• Exercise directions:
Search the data for the word "time" and copy every line that contains it.

• Data excerpts:
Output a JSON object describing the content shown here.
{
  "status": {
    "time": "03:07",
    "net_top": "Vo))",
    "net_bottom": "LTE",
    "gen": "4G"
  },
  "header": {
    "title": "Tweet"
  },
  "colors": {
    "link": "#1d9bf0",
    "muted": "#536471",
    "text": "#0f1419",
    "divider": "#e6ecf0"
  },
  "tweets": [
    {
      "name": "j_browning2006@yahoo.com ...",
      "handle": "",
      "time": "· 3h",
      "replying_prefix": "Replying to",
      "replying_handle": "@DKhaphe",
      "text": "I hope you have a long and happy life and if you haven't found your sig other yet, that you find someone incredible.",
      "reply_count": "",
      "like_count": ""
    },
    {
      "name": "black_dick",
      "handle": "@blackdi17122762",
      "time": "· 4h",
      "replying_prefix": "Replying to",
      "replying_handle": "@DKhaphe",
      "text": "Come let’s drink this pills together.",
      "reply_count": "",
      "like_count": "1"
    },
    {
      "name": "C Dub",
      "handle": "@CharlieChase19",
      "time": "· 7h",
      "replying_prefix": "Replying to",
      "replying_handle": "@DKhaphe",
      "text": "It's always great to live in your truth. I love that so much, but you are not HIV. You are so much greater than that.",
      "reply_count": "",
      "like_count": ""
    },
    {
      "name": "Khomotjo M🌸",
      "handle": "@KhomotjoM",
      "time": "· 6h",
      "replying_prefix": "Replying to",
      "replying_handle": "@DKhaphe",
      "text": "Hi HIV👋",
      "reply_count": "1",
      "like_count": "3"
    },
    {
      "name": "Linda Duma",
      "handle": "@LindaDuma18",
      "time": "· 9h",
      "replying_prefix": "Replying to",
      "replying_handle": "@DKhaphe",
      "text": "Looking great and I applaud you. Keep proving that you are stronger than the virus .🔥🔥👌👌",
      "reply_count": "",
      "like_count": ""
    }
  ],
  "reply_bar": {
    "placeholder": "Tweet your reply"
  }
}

---

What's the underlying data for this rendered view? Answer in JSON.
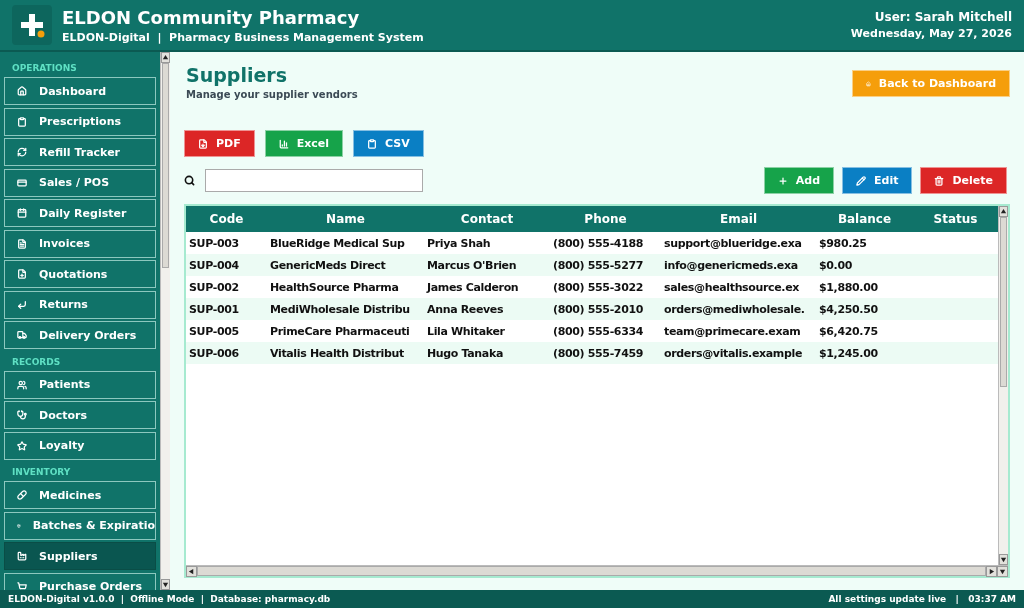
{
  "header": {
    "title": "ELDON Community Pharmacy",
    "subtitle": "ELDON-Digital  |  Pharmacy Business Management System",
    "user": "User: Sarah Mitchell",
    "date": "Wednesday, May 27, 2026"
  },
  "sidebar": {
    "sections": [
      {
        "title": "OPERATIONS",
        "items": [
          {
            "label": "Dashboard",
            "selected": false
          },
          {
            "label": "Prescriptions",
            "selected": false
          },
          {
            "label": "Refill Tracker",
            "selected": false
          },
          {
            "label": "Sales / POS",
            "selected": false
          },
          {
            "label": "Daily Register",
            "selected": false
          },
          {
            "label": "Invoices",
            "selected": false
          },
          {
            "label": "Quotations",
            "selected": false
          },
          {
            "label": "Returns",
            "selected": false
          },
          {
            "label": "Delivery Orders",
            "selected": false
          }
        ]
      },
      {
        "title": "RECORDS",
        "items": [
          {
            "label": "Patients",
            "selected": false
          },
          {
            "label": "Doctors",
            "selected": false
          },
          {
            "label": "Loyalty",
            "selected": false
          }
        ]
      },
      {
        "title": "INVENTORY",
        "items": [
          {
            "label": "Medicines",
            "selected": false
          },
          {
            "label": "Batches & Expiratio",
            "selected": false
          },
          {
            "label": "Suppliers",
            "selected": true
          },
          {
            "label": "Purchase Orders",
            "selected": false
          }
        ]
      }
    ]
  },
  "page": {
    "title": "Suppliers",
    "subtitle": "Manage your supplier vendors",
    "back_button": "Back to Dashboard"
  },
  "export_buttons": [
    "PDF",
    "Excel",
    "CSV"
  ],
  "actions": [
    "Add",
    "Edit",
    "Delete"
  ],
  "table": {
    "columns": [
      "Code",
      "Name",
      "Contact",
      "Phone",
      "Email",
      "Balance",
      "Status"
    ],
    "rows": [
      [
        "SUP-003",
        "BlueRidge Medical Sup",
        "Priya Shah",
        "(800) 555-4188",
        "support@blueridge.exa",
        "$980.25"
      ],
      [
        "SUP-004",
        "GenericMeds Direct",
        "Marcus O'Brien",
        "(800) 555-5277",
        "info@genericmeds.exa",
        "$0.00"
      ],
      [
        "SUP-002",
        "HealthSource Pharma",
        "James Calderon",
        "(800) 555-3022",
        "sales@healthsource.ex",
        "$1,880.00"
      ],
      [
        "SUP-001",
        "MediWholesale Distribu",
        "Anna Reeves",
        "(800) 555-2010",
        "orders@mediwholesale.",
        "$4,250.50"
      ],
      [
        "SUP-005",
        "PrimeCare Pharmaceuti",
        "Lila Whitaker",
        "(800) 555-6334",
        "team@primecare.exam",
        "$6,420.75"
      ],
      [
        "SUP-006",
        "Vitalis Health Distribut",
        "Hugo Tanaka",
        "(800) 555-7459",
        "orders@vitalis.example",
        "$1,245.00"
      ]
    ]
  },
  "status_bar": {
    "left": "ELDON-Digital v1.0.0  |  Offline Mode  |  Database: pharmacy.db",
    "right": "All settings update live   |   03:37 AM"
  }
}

• The answer:
    "time": "03:07",
      "time": "· 3h",
      "time": "· 4h",
      "time": "· 7h",
      "time": "· 6h",
      "time": "· 9h",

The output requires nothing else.